[Records contained in a dataset]
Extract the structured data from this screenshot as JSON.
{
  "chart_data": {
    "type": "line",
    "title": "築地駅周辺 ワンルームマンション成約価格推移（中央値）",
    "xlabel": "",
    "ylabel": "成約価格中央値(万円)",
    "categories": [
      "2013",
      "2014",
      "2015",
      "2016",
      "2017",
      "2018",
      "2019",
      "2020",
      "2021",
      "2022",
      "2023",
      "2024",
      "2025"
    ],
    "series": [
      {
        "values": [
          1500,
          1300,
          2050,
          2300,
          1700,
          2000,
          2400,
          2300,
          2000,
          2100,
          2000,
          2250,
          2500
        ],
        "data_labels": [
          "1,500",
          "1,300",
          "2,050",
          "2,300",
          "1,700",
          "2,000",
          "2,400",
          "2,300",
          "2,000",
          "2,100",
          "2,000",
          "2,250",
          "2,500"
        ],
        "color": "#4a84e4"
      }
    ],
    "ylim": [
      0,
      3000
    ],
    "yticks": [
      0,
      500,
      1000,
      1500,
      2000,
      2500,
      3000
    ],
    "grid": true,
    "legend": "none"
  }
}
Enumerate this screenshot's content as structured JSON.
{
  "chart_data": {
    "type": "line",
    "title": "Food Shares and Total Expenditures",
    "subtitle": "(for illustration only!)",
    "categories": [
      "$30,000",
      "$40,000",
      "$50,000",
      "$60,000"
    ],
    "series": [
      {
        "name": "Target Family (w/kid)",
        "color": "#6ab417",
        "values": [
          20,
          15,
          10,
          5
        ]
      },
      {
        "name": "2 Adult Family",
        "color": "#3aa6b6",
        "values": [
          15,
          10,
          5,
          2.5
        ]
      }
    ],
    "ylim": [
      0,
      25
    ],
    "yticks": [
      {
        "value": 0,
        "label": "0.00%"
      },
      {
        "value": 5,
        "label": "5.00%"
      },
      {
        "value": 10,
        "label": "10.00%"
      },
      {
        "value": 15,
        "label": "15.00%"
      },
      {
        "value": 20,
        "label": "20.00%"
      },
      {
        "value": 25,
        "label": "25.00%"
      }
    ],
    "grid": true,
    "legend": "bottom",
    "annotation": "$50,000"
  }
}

§ **Exercise task**
Would you restate each of the entries word for word?

§ **Response to the task**
Extract the structured data from this screenshot as JSON.
{
  "chart_data": {
    "type": "line",
    "title": "築地駅周辺 ワンルームマンション成約価格推移（中央値）",
    "xlabel": "",
    "ylabel": "成約価格中央値(万円)",
    "categories": [
      "2013",
      "2014",
      "2015",
      "2016",
      "2017",
      "2018",
      "2019",
      "2020",
      "2021",
      "2022",
      "2023",
      "2024",
      "2025"
    ],
    "series": [
      {
        "values": [
          1500,
          1300,
          2050,
          2300,
          1700,
          2000,
          2400,
          2300,
          2000,
          2100,
          2000,
          2250,
          2500
        ],
        "data_labels": [
          "1,500",
          "1,300",
          "2,050",
          "2,300",
          "1,700",
          "2,000",
          "2,400",
          "2,300",
          "2,000",
          "2,100",
          "2,000",
          "2,250",
          "2,500"
        ],
        "color": "#4a84e4"
      }
    ],
    "ylim": [
      0,
      3000
    ],
    "yticks": [
      0,
      500,
      1000,
      1500,
      2000,
      2500,
      3000
    ],
    "grid": true,
    "legend": "none"
  }
}
Enumerate this screenshot's content as structured JSON.
{
  "chart_data": {
    "type": "line",
    "title": "Food Shares and Total Expenditures",
    "subtitle": "(for illustration only!)",
    "categories": [
      "$30,000",
      "$40,000",
      "$50,000",
      "$60,000"
    ],
    "series": [
      {
        "name": "Target Family (w/kid)",
        "color": "#6ab417",
        "values": [
          20,
          15,
          10,
          5
        ]
      },
      {
        "name": "2 Adult Family",
        "color": "#3aa6b6",
        "values": [
          15,
          10,
          5,
          2.5
        ]
      }
    ],
    "ylim": [
      0,
      25
    ],
    "yticks": [
      {
        "value": 0,
        "label": "0.00%"
      },
      {
        "value": 5,
        "label": "5.00%"
      },
      {
        "value": 10,
        "label": "10.00%"
      },
      {
        "value": 15,
        "label": "15.00%"
      },
      {
        "value": 20,
        "label": "20.00%"
      },
      {
        "value": 25,
        "label": "25.00%"
      }
    ],
    "grid": true,
    "legend": "bottom",
    "annotation": "$50,000"
  }
}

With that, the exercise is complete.